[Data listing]
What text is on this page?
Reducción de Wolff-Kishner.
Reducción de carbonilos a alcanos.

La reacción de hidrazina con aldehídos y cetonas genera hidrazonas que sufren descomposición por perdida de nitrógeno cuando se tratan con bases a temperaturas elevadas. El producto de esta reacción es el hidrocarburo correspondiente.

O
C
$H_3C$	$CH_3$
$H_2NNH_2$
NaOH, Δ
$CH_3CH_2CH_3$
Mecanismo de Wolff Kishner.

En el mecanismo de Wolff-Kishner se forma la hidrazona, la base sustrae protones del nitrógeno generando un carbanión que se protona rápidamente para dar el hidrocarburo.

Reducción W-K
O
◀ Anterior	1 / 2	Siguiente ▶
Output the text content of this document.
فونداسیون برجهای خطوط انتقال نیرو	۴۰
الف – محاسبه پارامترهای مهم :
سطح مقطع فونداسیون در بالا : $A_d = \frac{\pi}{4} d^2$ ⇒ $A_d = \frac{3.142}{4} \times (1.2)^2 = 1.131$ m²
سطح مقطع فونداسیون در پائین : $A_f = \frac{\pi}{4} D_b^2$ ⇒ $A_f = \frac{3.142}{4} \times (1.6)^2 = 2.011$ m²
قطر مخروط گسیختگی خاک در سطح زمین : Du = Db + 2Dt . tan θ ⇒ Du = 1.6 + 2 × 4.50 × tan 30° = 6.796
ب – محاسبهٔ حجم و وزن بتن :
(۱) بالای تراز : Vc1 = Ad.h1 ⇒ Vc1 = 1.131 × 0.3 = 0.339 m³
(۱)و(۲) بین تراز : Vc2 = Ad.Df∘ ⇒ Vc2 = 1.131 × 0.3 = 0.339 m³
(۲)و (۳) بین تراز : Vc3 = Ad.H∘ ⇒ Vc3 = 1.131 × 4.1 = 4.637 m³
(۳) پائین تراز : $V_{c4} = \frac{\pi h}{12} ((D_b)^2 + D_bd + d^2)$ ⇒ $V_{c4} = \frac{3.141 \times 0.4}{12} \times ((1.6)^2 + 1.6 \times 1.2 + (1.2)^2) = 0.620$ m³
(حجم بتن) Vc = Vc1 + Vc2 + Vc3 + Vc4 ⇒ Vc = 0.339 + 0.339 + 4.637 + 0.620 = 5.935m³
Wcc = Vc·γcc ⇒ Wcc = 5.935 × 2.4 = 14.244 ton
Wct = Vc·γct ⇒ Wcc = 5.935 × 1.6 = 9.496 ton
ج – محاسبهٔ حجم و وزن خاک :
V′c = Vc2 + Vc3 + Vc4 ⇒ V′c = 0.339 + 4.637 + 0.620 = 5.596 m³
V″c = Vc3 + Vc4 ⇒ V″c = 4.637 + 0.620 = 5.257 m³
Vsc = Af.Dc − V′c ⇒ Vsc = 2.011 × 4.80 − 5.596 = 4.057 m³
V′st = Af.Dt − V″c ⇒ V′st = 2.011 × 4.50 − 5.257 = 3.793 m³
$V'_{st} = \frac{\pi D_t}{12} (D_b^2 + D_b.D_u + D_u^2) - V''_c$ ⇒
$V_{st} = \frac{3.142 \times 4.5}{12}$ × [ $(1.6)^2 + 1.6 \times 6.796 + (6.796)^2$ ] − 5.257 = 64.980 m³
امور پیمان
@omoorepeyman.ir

Instructions for the task:
Copy every line above that includes the string "text".

Task response:
What text is on this page?
Output the text content of this document.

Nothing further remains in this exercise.